Directions
Leave out the pictures and transcribe everything else exactly.

Records for the task
↓

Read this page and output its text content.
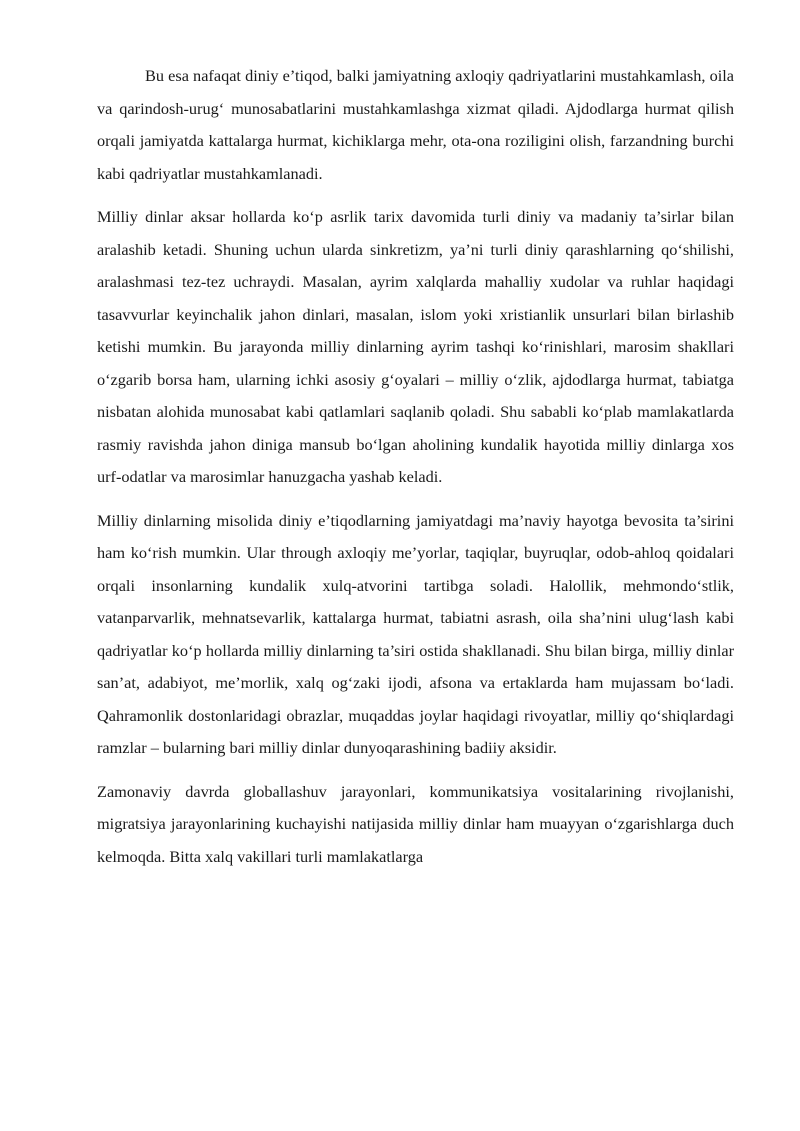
Bu esa nafaqat diniy e’tiqod, balki jamiyatning axloqiy qadriyatlarini mustahkamlash, oila va qarindosh-urug‘ munosabatlarini mustahkamlashga xizmat qiladi. Ajdodlarga hurmat qilish orqali jamiyatda kattalarga hurmat, kichiklarga mehr, ota-ona roziligini olish, farzandning burchi kabi qadriyatlar mustahkamlanadi.

Milliy dinlar aksar hollarda ko‘p asrlik tarix davomida turli diniy va madaniy ta’sirlar bilan aralashib ketadi. Shuning uchun ularda sinkretizm, ya’ni turli diniy qarashlarning qo‘shilishi, aralashmasi tez-tez uchraydi. Masalan, ayrim xalqlarda mahalliy xudolar va ruhlar haqidagi tasavvurlar keyinchalik jahon dinlari, masalan, islom yoki xristianlik unsurlari bilan birlashib ketishi mumkin. Bu jarayonda milliy dinlarning ayrim tashqi ko‘rinishlari, marosim shakllari o‘zgarib borsa ham, ularning ichki asosiy g‘oyalari – milliy o‘zlik, ajdodlarga hurmat, tabiatga nisbatan alohida munosabat kabi qatlamlari saqlanib qoladi. Shu sababli ko‘plab mamlakatlarda rasmiy ravishda jahon diniga mansub bo‘lgan aholining kundalik hayotida milliy dinlarga xos urf-odatlar va marosimlar hanuzgacha yashab keladi.

Milliy dinlarning misolida diniy e’tiqodlarning jamiyatdagi ma’naviy hayotga bevosita ta’sirini ham ko‘rish mumkin. Ular through axloqiy me’yorlar, taqiqlar, buyruqlar, odob-ahloq qoidalari orqali insonlarning kundalik xulq-atvorini tartibga soladi. Halollik, mehmondo‘stlik, vatanparvarlik, mehnatsevarlik, kattalarga hurmat, tabiatni asrash, oila sha’nini ulug‘lash kabi qadriyatlar ko‘p hollarda milliy dinlarning ta’siri ostida shakllanadi. Shu bilan birga, milliy dinlar san’at, adabiyot, me’morlik, xalq og‘zaki ijodi, afsona va ertaklarda ham mujassam bo‘ladi. Qahramonlik dostonlaridagi obrazlar, muqaddas joylar haqidagi rivoyatlar, milliy qo‘shiqlardagi ramzlar – bularning bari milliy dinlar dunyoqarashining badiiy aksidir.

Zamonaviy davrda globallashuv jarayonlari, kommunikatsiya vositalarining rivojlanishi, migratsiya jarayonlarining kuchayishi natijasida milliy dinlar ham muayyan o‘zgarishlarga duch kelmoqda. Bitta xalq vakillari turli mamlakatlarga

↑

Exercise response
Read this page and output its text content.
Bu esa nafaqat diniy e’tiqod, balki jamiyatning axloqiy qadriyatlarini mustahkamlash, oila va qarindosh-urug‘ munosabatlarini mustahkamlashga xizmat qiladi. Ajdodlarga hurmat qilish orqali jamiyatda kattalarga hurmat, kichiklarga mehr, ota-ona roziligini olish, farzandning burchi kabi qadriyatlar mustahkamlanadi.

Milliy dinlar aksar hollarda ko‘p asrlik tarix davomida turli diniy va madaniy ta’sirlar bilan aralashib ketadi. Shuning uchun ularda sinkretizm, ya’ni turli diniy qarashlarning qo‘shilishi, aralashmasi tez-tez uchraydi. Masalan, ayrim xalqlarda mahalliy xudolar va ruhlar haqidagi tasavvurlar keyinchalik jahon dinlari, masalan, islom yoki xristianlik unsurlari bilan birlashib ketishi mumkin. Bu jarayonda milliy dinlarning ayrim tashqi ko‘rinishlari, marosim shakllari o‘zgarib borsa ham, ularning ichki asosiy g‘oyalari – milliy o‘zlik, ajdodlarga hurmat, tabiatga nisbatan alohida munosabat kabi qatlamlari saqlanib qoladi. Shu sababli ko‘plab mamlakatlarda rasmiy ravishda jahon diniga mansub bo‘lgan aholining kundalik hayotida milliy dinlarga xos urf-odatlar va marosimlar hanuzgacha yashab keladi.

Milliy dinlarning misolida diniy e’tiqodlarning jamiyatdagi ma’naviy hayotga bevosita ta’sirini ham ko‘rish mumkin. Ular through axloqiy me’yorlar, taqiqlar, buyruqlar, odob-ahloq qoidalari orqali insonlarning kundalik xulq-atvorini tartibga soladi. Halollik, mehmondo‘stlik, vatanparvarlik, mehnatsevarlik, kattalarga hurmat, tabiatni asrash, oila sha’nini ulug‘lash kabi qadriyatlar ko‘p hollarda milliy dinlarning ta’siri ostida shakllanadi. Shu bilan birga, milliy dinlar san’at, adabiyot, me’morlik, xalq og‘zaki ijodi, afsona va ertaklarda ham mujassam bo‘ladi. Qahramonlik dostonlaridagi obrazlar, muqaddas joylar haqidagi rivoyatlar, milliy qo‘shiqlardagi ramzlar – bularning bari milliy dinlar dunyoqarashining badiiy aksidir.

Zamonaviy davrda globallashuv jarayonlari, kommunikatsiya vositalarining rivojlanishi, migratsiya jarayonlarining kuchayishi natijasida milliy dinlar ham muayyan o‘zgarishlarga duch kelmoqda. Bitta xalq vakillari turli mamlakatlarga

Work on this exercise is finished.